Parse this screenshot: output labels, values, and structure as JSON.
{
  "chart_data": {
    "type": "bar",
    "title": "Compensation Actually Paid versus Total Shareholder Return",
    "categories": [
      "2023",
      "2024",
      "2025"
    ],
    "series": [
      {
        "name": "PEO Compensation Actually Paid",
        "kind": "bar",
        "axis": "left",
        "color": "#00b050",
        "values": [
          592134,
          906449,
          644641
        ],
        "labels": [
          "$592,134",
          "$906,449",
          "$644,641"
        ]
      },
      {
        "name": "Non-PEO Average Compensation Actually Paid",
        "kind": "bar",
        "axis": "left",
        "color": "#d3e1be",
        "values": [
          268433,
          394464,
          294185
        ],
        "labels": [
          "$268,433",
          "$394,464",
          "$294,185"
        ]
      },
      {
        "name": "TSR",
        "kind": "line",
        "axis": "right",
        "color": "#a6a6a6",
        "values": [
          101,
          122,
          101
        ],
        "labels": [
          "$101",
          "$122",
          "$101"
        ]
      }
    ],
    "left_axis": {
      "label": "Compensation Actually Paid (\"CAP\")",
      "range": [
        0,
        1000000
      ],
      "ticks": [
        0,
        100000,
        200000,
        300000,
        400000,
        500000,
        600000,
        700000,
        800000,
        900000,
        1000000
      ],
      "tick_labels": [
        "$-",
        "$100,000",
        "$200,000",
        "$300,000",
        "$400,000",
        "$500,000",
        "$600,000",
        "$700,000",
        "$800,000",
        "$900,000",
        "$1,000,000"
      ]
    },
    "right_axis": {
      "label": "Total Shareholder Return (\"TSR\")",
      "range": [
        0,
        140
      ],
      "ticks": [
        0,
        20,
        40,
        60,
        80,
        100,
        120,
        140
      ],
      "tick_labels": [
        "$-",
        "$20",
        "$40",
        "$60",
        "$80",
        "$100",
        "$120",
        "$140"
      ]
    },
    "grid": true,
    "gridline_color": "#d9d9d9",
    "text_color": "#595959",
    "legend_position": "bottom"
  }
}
--
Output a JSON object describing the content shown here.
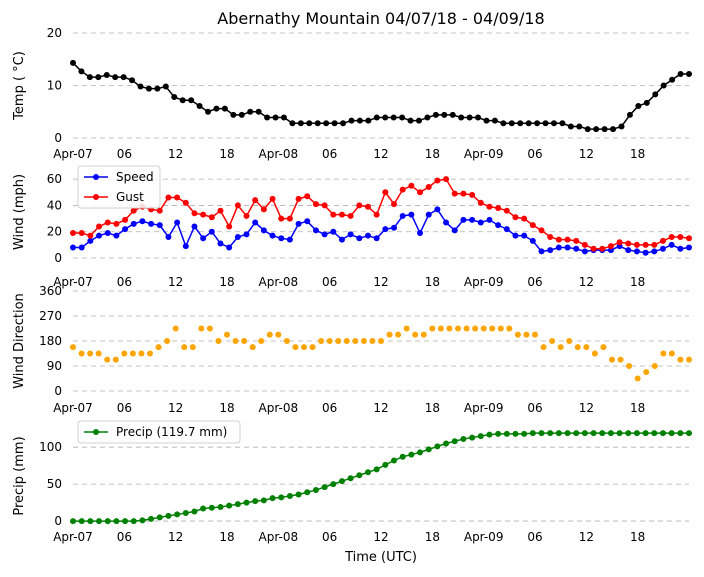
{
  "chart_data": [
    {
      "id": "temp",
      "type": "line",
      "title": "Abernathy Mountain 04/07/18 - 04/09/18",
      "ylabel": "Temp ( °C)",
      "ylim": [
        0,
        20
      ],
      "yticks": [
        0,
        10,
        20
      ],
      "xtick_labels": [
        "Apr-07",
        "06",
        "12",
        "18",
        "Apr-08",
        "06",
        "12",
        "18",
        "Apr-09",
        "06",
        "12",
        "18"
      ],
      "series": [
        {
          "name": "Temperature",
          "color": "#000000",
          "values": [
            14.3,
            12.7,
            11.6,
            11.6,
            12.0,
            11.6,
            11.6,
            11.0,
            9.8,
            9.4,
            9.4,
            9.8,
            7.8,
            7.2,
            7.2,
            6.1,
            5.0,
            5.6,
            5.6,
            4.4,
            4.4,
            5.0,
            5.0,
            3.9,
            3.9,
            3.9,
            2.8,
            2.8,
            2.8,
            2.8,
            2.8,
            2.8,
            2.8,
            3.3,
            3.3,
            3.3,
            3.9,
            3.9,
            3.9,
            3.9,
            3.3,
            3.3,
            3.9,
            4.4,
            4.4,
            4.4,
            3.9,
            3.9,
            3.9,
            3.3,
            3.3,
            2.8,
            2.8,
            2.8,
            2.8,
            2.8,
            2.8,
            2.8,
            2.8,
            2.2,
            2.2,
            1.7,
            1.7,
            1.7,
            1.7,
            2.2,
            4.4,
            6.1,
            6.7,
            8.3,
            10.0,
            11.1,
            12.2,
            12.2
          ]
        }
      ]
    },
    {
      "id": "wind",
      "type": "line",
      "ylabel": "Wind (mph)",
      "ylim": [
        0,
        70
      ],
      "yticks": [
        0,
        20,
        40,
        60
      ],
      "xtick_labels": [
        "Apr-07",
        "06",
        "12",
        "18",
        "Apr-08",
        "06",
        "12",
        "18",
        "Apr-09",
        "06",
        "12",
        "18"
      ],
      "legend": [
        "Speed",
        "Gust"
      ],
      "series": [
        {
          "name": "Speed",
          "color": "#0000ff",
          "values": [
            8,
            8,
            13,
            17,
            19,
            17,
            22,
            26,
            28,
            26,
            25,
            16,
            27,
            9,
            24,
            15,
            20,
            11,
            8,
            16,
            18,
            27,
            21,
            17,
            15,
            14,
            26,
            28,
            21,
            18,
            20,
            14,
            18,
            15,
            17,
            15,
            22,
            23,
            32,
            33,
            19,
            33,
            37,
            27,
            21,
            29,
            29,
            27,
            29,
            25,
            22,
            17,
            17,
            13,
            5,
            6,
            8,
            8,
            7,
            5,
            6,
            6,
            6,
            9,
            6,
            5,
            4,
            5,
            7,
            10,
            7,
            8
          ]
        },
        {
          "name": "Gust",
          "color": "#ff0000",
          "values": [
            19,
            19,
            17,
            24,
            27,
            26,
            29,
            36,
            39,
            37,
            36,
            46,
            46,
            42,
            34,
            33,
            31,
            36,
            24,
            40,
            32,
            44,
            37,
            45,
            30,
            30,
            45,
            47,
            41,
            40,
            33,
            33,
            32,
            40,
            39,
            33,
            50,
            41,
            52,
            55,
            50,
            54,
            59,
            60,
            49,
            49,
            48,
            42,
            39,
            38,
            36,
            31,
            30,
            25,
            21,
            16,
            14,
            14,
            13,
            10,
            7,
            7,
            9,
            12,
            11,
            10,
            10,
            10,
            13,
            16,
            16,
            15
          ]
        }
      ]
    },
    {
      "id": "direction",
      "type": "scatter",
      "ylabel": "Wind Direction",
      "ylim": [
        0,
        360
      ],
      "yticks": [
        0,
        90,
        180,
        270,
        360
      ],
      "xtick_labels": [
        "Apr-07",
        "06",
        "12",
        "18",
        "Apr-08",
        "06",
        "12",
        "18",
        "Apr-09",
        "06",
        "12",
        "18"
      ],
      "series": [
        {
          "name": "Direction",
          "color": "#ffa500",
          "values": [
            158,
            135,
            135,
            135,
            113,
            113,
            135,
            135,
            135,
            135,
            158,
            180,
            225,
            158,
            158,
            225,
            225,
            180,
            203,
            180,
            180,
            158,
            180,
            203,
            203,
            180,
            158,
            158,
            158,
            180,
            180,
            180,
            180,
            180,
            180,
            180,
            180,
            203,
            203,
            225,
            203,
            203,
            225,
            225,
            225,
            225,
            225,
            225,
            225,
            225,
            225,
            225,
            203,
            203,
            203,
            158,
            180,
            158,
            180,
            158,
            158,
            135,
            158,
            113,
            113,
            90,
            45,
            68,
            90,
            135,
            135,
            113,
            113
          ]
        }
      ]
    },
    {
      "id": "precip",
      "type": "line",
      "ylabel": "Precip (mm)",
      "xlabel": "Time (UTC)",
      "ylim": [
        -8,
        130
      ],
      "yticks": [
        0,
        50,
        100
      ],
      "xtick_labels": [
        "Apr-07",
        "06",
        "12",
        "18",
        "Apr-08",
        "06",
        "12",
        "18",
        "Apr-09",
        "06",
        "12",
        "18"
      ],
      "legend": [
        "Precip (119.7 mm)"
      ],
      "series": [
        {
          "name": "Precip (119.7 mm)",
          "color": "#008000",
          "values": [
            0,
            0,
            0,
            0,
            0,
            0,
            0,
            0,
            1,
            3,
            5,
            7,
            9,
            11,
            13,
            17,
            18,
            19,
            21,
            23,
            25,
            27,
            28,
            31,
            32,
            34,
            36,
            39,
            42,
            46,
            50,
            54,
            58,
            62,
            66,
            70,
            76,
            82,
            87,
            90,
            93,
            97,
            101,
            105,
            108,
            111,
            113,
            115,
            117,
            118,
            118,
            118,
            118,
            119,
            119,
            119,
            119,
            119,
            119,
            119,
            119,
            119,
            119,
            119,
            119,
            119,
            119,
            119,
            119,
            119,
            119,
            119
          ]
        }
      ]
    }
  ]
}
--
# What to do
Tally how many lines of the material contain the word "Paid". The answer must be the number and nothing else.

# Task result
4